### SET TASK A
From the book review below, reproduce word for word everything from "Reviewed by Kate" down to "H-Buddhism (September, 2004)".

### PASSAGE TO READ
- - -

Frank E. Reynolds, Jason A. Carbine. The Life of Buddhism. Berkeley and Los Angeles: University of California Press, 2000. x + 230 pp. $45.00 (cloth), ISBN 978-0-520-21105-6.
Reviewed by Kate Crosby (Department for the Study of Religions, School of Oriental and African Studies, University of London)
Published on H-Buddhism (September, 2004)
This collection of fifteen chapters, consisting mainly of reprinted book and article extracts from as early as 1928 to the present, is a useful resource for the study of the practice of Buddhism. Each chapter is provided with a brief introduction that draws out the relevance to broader Buddhist practice of the specifics described in that chapter.
There are four sections to the book. The first, "Temples, Sacred Objects, and Associated Rituals," contains chapters on Japan, Myanmar and Thailand. "Temple and Monastic Complexes (Japan)," even though it contains the oldest essay, from James Bissett Pratt's The Pilgrimage of Buddhism and Buddhist Pilgrimage, 1928, makes an excellent opening. While written specifically about Japan, it gives an indication of the vast range of roles a Buddhist temple plays in many communities throughout the world. The temple is the playground, the community leisure space, and the site of the fair. It provides not only a variety of religious needs, but also a focus and collective experience of affluence unimaginable on the individual scale. It also provides for every mood, from the calm of rest and jollity of community to the festivity of celebration and the solemnity of funerals--although, as seen elsewhere in the book, Buddhist funerals are not always solemn occasions. Pratt also describes the diversity of the buildings and sense of awe they inspire, and the range of religious practices, from the grand scale to the small and incidental. Interesting minor observations include the vast black ropes retained from the construction of the temple, presumably of incomparable strength since made from the long hair donated by female supporters; and the fact that some temple library buildings may be rotated in their entirety, in order to gain the equivalent merit of reciting all the scriptures. A contrast is also provided between the urban temple (equivalent to the urban or village temple in much of Asia) and the remote rural temple (equivalent to meditation or forest temples). The editors' apparent embarrassment at Pratt's empathetic style, "The setting of this first essay is Japan in the first quarter of the twentieth century, and the observer is, at times, overly romantic" is unnecessary (p. 24).
In Chapter 2, Donald K. Swearer's "Image Consecrations" follows the texts, objects, actions, communal interaction and symbolism that form the "training" and empowerment of new Buddha images in northern Thailand. Swearer's contributions to this topic over the past decade have now culminated in his forthcoming book, Becoming the Buddha: The Ritual Image Consecration in Thailand (2004).
Juliane Schober's contribution on the visit of the Buddha tooth relic from China to Myanmar in 1994 presents quite a different angle on the Buddhist use of sacred space and objects (Chapter 3). She examines the mobilization by the governing State Law and Order Restoration of Council (SLORC) of vast numbers of people from every level of society, walk of life and ethnic group, as well as the military, the media, and high-profile international visitors, to participate in worship and processions of the tooth relic on a grand-scale. Schober demonstrates how these celebrations acted chiefly as a mechanism to ensure political legitimacy and allegiance (and to raise money) in the wake of SLORC's continued holding onto power in spite of defeat in the 1990 elections.

- - -

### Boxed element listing
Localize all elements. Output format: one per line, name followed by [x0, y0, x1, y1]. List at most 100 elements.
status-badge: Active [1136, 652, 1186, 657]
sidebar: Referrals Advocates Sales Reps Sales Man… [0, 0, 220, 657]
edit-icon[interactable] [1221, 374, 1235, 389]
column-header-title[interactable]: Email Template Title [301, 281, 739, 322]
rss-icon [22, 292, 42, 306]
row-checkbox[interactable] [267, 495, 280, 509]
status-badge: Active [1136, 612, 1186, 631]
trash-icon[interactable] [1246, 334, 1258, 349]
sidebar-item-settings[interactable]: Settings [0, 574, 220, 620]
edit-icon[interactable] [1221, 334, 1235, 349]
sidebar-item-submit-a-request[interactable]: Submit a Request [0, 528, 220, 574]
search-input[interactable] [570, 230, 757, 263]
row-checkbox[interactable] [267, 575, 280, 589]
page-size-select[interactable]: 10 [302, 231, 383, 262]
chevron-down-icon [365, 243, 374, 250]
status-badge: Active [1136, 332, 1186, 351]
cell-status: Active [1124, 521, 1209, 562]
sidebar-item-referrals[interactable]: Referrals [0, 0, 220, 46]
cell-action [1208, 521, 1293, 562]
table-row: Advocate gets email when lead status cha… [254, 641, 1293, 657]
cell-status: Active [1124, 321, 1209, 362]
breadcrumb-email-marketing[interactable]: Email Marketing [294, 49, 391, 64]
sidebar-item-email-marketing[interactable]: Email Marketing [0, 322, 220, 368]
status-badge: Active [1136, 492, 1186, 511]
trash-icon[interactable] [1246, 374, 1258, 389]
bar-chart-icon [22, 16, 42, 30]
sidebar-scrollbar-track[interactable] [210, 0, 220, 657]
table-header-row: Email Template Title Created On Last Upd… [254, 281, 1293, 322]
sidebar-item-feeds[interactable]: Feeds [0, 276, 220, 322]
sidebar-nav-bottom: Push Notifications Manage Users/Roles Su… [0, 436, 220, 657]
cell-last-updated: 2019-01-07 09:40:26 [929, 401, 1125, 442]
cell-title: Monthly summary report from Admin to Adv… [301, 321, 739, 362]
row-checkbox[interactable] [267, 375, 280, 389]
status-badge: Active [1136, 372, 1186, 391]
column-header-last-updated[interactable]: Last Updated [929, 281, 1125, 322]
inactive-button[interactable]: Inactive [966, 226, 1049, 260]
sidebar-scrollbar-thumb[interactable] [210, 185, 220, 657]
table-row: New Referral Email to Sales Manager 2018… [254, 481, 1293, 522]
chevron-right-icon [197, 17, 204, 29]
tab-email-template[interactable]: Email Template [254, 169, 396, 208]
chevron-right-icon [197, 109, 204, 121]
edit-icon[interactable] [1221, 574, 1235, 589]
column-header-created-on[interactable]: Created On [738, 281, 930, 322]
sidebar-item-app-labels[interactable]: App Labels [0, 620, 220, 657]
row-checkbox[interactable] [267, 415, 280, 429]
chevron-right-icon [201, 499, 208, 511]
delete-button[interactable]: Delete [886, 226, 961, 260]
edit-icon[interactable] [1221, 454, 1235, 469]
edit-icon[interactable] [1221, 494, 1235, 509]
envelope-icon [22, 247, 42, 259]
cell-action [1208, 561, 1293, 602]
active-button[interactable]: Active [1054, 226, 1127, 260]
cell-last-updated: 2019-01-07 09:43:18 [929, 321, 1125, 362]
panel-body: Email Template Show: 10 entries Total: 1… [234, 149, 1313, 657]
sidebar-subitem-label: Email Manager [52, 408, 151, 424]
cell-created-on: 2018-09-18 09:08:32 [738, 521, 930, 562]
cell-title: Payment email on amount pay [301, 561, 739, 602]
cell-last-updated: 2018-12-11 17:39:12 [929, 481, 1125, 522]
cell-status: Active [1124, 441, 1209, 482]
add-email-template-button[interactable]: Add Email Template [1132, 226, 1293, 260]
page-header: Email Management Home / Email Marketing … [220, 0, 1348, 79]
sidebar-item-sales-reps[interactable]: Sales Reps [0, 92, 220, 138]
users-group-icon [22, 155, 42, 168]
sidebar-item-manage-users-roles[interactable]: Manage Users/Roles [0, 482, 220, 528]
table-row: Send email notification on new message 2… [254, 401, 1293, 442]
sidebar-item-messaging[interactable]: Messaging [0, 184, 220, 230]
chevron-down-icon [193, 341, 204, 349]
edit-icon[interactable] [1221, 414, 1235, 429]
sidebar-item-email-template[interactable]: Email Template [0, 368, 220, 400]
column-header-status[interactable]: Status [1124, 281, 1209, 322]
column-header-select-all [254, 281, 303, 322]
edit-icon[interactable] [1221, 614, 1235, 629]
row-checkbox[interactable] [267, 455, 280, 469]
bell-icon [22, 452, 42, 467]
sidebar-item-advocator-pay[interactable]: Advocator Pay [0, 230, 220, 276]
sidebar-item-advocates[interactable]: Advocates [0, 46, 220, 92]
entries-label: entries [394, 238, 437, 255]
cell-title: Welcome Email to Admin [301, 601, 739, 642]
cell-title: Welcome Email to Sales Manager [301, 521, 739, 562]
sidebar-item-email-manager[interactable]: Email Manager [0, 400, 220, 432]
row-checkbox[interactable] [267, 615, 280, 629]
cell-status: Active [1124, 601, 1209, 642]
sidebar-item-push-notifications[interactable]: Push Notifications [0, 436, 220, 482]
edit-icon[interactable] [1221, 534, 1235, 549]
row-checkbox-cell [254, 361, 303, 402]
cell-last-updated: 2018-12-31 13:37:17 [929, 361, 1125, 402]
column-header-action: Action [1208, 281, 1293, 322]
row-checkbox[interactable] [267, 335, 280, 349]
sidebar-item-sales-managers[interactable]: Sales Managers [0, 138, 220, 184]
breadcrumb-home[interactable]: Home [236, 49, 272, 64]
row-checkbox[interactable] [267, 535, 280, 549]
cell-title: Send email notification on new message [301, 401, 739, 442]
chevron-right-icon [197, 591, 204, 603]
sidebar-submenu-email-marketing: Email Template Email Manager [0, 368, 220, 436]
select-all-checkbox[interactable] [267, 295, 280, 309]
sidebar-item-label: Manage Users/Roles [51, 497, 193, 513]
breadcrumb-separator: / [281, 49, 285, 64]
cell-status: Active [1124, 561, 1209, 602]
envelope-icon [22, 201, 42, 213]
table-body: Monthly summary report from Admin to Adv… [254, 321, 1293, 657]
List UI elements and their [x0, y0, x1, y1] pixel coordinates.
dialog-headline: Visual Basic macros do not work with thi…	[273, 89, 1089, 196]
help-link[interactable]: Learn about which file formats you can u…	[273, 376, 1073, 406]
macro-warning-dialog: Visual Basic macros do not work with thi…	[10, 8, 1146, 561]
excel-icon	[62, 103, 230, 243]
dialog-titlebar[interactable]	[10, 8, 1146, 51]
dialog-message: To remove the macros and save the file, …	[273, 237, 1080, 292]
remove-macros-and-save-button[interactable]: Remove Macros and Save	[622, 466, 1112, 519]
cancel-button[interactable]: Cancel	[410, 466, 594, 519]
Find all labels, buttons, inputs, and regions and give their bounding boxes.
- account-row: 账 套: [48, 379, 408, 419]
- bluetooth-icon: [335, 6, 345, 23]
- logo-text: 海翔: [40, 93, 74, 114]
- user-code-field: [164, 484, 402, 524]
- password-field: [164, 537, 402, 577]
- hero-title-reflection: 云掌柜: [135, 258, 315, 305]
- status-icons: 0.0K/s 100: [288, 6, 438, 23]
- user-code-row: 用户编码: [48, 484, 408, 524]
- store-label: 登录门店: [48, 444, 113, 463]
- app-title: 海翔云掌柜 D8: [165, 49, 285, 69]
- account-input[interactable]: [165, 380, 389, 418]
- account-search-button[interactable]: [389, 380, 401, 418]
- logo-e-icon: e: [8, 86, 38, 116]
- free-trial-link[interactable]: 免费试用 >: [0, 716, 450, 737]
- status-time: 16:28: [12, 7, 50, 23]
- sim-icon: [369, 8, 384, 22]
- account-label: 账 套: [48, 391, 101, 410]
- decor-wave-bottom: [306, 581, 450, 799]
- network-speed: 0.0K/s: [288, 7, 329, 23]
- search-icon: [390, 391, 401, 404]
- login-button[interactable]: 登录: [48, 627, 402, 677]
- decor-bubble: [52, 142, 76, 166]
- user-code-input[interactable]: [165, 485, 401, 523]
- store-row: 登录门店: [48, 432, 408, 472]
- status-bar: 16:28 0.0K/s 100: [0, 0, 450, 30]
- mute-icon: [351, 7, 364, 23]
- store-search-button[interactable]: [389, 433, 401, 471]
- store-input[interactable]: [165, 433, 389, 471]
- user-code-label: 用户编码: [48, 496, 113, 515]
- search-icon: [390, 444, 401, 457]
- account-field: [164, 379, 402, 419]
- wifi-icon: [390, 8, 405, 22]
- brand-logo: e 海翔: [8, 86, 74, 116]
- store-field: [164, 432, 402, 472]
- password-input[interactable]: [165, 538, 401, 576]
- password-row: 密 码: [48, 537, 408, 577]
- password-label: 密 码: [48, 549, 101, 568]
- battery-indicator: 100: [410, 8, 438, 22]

- - -

### SET TASK B
Identify each line of the listing above that contains the string "action", and copy those lines.

### FINAL RESULT A
Reviewed by Kate Crosby (Department for the Study of Religions, School of Oriental and African Studies, University of London)
Published on H-Buddhism (September, 2004)

### FINAL RESULT B
cell-action [1208, 521, 1293, 562]
cell-action [1208, 561, 1293, 602]
column-header-action: Action [1208, 281, 1293, 322]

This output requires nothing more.